* begin ENTRIES *

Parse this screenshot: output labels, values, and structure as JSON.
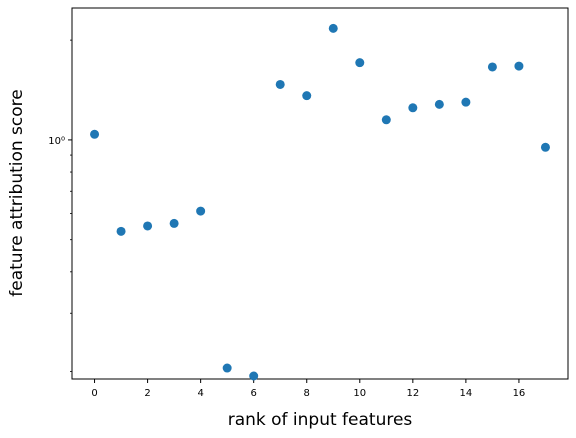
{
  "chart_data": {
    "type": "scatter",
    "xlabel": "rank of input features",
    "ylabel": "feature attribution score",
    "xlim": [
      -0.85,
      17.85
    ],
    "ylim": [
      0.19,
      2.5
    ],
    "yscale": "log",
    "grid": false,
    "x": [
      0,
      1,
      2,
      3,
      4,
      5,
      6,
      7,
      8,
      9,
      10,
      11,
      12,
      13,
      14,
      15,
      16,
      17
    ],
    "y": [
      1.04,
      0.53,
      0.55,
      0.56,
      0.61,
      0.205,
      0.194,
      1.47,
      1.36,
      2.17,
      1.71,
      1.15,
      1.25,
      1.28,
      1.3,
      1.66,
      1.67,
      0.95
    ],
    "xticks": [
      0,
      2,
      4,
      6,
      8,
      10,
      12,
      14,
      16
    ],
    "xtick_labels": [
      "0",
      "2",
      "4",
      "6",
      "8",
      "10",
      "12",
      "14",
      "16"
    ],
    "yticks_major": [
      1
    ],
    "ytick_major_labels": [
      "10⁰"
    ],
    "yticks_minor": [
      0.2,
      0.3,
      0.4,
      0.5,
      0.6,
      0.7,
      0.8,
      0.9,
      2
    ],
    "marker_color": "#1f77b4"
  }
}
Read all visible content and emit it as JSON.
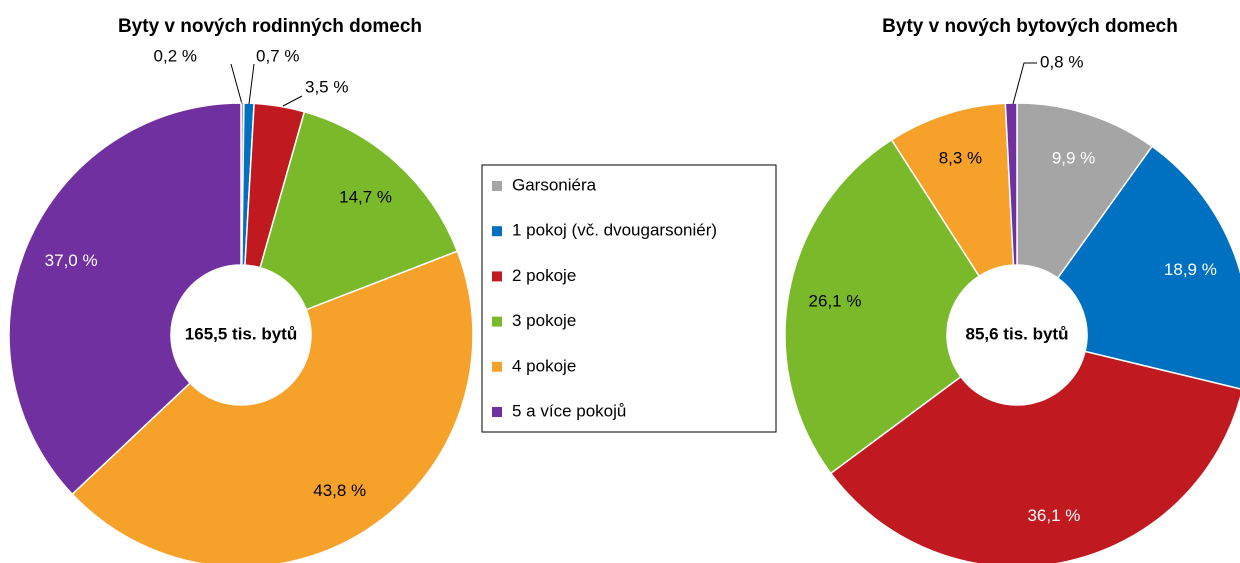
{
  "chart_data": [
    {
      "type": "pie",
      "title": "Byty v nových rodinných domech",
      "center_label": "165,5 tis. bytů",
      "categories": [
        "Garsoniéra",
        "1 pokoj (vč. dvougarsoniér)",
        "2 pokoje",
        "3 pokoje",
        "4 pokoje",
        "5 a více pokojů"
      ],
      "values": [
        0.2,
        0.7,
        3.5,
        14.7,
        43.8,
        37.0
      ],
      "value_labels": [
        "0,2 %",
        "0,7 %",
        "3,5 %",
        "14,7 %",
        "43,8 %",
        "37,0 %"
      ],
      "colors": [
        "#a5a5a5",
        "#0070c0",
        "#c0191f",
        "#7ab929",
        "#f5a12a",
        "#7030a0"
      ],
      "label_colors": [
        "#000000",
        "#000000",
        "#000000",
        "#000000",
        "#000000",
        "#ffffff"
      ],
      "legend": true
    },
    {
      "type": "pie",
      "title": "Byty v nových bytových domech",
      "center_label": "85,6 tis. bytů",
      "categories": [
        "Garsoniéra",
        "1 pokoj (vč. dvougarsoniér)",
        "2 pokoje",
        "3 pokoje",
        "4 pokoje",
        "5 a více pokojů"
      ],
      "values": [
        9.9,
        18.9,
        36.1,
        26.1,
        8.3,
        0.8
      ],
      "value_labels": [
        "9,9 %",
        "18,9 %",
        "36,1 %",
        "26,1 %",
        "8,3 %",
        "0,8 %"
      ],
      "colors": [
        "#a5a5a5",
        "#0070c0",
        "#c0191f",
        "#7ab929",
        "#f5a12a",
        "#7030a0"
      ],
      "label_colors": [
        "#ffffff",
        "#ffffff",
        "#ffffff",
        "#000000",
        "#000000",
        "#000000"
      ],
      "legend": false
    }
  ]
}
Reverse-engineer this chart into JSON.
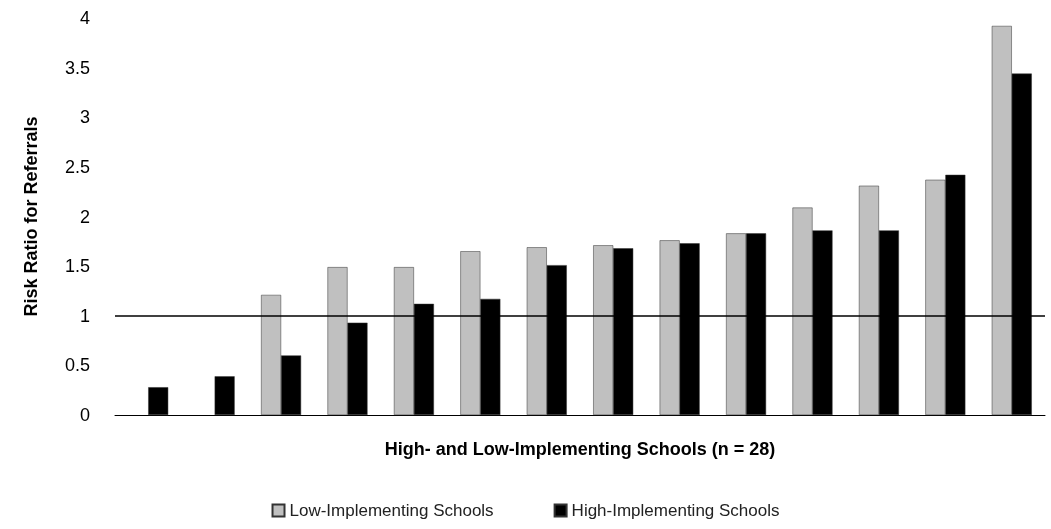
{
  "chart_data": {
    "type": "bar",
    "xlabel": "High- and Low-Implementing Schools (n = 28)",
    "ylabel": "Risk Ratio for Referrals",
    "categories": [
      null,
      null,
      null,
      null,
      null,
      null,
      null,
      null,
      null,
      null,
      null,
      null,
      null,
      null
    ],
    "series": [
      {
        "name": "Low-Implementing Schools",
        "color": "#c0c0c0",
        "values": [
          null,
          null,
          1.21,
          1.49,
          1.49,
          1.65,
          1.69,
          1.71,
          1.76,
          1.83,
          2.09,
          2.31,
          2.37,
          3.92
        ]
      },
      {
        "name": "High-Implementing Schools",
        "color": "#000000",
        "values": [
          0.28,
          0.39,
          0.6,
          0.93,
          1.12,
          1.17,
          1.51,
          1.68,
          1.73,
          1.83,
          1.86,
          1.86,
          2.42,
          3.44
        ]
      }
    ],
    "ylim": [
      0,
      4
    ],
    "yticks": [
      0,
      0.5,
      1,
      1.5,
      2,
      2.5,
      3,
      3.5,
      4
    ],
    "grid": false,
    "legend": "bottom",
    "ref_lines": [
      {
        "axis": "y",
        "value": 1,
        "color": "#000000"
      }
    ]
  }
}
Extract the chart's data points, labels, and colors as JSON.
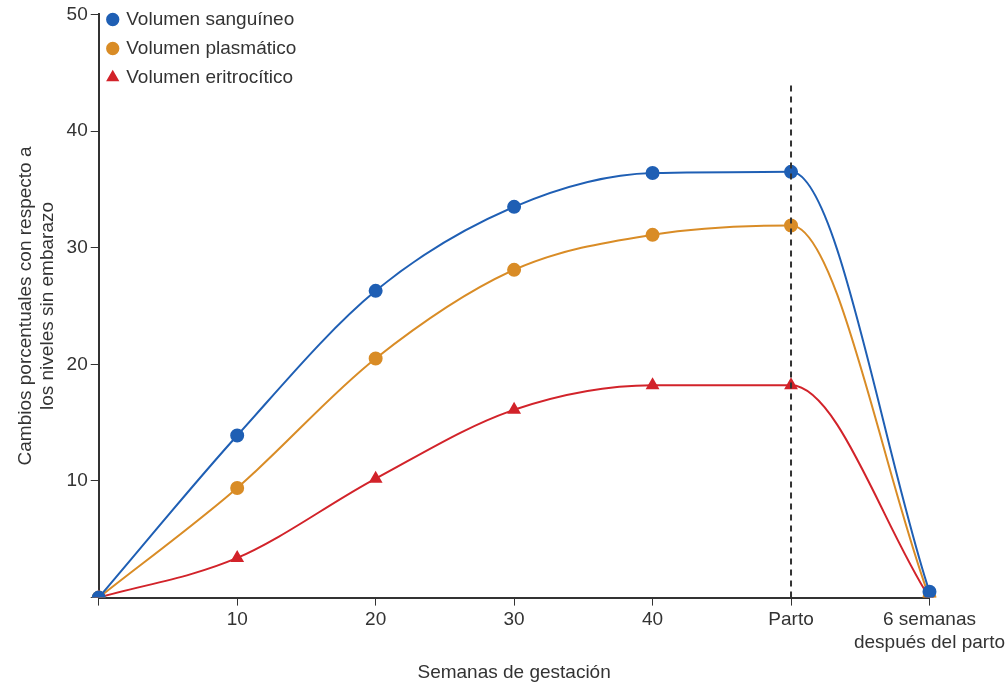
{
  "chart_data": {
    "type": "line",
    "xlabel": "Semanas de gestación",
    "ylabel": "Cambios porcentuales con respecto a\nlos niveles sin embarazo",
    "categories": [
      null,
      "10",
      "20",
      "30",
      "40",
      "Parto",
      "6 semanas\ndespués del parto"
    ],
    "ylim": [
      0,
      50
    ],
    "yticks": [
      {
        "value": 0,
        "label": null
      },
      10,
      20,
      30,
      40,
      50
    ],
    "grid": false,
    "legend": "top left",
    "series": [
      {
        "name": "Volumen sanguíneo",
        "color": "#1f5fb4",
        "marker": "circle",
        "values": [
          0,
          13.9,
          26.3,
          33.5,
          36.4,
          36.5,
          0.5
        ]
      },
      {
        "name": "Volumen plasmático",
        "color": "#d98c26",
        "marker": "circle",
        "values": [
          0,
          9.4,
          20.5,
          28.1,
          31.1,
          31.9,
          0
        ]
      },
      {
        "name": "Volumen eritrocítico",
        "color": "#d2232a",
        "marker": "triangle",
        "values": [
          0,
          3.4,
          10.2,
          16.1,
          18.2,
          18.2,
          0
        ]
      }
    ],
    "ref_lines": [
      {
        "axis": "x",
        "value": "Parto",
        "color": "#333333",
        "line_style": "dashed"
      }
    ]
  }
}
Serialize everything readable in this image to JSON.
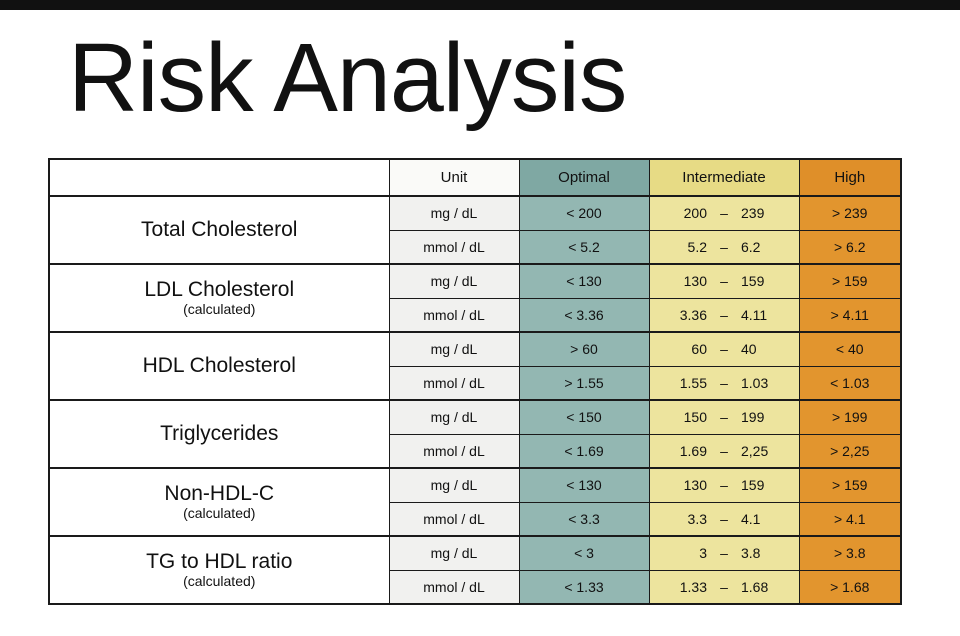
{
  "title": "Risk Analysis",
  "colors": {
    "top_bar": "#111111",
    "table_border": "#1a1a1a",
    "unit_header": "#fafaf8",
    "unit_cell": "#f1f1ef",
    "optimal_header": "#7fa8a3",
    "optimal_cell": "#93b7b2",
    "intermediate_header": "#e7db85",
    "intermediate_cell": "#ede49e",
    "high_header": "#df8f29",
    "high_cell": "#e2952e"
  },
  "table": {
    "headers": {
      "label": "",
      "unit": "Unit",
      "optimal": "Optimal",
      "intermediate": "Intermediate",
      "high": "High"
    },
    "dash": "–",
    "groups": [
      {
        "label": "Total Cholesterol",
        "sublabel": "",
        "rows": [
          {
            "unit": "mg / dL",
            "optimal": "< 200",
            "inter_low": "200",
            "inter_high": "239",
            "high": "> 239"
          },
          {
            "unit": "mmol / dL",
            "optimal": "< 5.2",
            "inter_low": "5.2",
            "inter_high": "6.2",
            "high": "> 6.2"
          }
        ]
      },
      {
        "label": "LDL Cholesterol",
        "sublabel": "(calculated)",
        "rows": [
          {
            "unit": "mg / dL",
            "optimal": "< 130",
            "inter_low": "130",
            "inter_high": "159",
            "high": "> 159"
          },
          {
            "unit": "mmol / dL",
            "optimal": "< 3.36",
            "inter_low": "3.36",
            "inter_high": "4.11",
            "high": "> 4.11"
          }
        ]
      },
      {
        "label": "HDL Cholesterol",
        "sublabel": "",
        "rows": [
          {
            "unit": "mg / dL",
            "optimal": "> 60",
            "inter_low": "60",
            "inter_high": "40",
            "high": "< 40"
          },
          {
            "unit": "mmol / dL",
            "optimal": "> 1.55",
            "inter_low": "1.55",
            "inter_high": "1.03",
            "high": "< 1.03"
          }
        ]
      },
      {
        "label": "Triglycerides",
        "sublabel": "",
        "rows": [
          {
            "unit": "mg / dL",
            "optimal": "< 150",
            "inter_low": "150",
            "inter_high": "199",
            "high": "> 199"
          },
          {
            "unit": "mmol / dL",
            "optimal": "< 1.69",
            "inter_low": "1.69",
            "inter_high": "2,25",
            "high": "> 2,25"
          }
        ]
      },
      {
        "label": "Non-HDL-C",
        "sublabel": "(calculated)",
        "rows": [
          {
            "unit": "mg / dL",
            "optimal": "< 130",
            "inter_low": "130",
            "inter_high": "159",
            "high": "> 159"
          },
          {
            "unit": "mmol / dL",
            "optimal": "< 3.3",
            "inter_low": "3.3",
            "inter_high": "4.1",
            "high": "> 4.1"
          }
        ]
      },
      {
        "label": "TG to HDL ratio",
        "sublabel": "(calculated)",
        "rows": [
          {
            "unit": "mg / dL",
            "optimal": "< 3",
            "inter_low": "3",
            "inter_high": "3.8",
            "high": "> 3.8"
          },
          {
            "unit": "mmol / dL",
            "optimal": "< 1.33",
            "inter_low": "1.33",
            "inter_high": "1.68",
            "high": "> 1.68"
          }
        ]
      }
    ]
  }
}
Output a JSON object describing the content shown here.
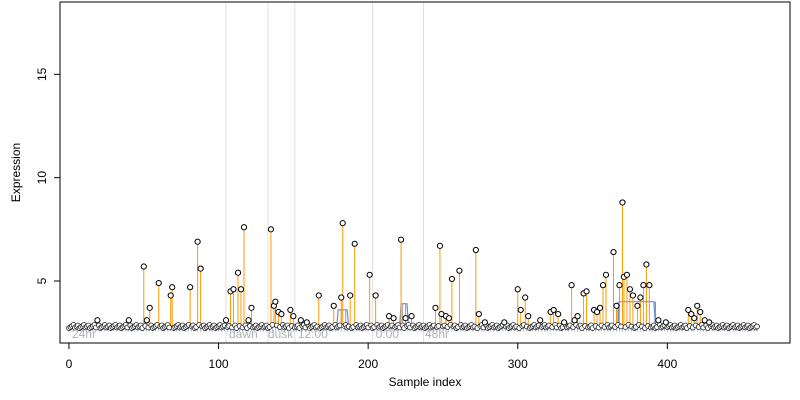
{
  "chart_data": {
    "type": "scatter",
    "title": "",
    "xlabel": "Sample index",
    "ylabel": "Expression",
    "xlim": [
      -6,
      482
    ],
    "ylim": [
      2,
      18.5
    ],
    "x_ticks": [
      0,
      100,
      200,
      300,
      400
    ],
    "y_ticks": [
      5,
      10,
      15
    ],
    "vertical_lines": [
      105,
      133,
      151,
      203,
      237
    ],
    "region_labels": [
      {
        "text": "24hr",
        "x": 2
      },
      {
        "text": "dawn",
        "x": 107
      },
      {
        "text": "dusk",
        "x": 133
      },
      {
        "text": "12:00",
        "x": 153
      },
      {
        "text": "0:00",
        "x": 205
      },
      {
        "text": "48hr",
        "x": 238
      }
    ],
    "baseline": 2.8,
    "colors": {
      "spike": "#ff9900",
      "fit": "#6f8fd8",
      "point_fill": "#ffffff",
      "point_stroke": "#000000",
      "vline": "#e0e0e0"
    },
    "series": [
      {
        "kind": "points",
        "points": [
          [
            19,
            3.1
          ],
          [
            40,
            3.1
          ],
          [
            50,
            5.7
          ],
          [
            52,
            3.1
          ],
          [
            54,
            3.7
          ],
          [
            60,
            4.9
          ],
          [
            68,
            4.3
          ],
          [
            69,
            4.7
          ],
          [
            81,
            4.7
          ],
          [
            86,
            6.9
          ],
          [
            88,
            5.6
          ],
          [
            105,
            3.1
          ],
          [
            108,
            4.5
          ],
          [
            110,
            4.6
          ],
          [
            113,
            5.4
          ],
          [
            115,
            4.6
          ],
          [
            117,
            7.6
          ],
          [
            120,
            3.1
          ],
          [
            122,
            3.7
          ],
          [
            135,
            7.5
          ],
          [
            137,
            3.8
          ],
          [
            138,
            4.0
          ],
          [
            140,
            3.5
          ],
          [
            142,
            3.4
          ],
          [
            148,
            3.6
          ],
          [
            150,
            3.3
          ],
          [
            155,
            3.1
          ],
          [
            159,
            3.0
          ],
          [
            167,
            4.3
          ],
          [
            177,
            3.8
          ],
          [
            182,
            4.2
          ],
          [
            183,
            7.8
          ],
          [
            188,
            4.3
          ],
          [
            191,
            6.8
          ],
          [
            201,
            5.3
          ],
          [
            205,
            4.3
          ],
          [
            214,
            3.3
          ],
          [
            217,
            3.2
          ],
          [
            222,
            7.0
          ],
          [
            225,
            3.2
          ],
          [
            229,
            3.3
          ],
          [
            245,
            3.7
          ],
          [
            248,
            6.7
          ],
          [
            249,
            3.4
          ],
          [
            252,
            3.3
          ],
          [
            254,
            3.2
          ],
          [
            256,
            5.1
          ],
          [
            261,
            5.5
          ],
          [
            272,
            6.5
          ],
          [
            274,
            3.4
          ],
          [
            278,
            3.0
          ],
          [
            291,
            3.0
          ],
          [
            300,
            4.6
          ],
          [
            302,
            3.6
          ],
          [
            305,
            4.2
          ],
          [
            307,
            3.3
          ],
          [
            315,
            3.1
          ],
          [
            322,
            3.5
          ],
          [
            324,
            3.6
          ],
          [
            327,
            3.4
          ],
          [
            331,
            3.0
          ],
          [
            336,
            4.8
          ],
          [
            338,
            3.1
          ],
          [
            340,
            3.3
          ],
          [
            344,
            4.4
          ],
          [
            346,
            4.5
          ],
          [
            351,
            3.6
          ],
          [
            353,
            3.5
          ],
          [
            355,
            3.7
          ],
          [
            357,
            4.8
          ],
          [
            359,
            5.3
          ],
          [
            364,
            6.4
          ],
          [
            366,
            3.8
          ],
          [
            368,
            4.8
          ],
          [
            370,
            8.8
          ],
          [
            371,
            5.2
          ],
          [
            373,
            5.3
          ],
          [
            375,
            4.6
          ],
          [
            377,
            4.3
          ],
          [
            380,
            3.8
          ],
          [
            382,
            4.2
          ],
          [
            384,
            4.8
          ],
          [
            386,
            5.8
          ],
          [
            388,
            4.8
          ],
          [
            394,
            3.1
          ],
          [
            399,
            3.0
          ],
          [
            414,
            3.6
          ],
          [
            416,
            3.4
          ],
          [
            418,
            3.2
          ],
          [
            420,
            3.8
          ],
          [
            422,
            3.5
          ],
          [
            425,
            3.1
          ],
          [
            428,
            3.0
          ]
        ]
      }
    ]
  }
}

* end ENTRIES *

● WHAT NEEDS TO BE DONE
Find the lines above that include the string "content" and copy them.

● RESPONSE TO THE EXERCISE
Read all visible content and emit it as JSON.
Output a JSON object describing the content shown here.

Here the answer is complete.